= Exercise instructions =
Reproduce the material below verbatim, starting at the beginning of the material and ending with the line that contains "feature-percentage: 24.4% —", with both ends included.

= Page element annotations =
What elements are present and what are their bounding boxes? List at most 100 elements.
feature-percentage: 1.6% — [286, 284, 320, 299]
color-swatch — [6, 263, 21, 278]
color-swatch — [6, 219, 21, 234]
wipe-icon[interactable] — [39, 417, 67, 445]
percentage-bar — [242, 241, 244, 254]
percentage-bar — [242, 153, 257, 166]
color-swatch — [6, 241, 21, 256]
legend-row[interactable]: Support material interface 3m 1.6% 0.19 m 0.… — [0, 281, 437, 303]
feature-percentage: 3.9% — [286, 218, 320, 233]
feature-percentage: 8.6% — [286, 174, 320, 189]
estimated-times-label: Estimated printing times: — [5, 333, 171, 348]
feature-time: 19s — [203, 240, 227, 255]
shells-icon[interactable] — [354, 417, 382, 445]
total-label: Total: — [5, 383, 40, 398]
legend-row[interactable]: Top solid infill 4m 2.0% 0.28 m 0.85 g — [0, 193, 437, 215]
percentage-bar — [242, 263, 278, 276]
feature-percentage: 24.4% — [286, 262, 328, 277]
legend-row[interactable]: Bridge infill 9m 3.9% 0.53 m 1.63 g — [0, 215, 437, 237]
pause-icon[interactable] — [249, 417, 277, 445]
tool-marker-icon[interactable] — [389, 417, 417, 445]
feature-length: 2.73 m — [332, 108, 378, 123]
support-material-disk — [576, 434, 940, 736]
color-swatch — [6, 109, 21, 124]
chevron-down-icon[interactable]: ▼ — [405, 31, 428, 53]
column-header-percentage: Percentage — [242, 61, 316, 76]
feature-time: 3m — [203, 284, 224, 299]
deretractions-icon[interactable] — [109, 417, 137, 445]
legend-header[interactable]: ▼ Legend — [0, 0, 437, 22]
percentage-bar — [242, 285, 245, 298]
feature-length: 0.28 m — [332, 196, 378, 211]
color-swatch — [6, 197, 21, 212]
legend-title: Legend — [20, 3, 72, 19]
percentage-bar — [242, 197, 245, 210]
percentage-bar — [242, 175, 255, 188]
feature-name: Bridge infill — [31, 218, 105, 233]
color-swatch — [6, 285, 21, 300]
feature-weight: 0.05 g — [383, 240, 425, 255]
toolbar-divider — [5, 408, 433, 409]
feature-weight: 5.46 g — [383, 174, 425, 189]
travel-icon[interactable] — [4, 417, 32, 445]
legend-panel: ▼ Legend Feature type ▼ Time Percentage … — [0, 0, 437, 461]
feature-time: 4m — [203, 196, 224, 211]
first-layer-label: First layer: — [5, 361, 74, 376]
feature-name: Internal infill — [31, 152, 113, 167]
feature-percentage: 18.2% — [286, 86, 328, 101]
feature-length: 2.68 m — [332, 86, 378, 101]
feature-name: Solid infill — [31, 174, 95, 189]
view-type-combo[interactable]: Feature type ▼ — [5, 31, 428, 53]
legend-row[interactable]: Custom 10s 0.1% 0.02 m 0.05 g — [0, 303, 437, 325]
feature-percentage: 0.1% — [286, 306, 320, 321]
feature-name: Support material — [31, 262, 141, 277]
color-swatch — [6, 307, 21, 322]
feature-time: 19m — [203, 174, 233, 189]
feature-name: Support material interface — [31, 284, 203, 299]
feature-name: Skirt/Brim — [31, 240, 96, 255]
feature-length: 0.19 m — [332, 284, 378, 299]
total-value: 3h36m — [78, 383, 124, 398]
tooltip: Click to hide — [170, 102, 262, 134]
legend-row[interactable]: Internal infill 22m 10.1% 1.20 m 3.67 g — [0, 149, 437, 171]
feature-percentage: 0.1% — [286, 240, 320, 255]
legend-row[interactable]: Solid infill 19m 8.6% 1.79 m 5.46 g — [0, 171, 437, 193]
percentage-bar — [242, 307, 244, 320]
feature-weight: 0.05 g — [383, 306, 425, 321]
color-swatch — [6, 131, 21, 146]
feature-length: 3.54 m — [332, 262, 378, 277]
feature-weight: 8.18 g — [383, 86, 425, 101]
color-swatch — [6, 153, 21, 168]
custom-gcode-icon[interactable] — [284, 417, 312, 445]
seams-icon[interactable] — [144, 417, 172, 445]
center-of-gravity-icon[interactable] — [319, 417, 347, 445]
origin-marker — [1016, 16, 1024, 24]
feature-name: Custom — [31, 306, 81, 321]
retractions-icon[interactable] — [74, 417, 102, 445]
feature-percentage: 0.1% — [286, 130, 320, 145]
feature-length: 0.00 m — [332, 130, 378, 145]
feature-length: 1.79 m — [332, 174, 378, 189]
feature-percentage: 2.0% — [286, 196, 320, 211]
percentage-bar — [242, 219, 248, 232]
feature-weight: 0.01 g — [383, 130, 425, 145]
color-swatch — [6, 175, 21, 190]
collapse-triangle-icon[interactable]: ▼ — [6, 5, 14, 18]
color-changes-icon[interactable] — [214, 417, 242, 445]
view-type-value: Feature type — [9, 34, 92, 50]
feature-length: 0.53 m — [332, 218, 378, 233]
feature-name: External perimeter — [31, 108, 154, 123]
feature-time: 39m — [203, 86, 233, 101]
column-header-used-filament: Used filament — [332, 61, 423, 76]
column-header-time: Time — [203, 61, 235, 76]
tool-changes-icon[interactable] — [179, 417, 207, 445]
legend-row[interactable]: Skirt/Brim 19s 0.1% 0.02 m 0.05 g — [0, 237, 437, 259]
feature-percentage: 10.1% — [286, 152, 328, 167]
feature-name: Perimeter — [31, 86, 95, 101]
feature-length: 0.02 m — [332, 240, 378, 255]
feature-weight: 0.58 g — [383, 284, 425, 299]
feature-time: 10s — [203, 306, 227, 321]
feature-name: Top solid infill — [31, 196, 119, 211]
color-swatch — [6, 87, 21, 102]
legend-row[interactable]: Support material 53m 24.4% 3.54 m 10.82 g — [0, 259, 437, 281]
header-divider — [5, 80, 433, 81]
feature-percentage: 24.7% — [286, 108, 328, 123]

= Exercise response =
What elements are present and what are their bounding boxes? List at most 100 elements.
feature-percentage: 1.6% — [286, 284, 320, 299]
color-swatch — [6, 263, 21, 278]
color-swatch — [6, 219, 21, 234]
wipe-icon[interactable] — [39, 417, 67, 445]
percentage-bar — [242, 241, 244, 254]
percentage-bar — [242, 153, 257, 166]
color-swatch — [6, 241, 21, 256]
legend-row[interactable]: Support material interface 3m 1.6% 0.19 m 0.… — [0, 281, 437, 303]
feature-percentage: 3.9% — [286, 218, 320, 233]
feature-percentage: 8.6% — [286, 174, 320, 189]
estimated-times-label: Estimated printing times: — [5, 333, 171, 348]
feature-time: 19s — [203, 240, 227, 255]
shells-icon[interactable] — [354, 417, 382, 445]
total-label: Total: — [5, 383, 40, 398]
legend-row[interactable]: Top solid infill 4m 2.0% 0.28 m 0.85 g — [0, 193, 437, 215]
percentage-bar — [242, 263, 278, 276]
feature-percentage: 24.4% — [286, 262, 328, 277]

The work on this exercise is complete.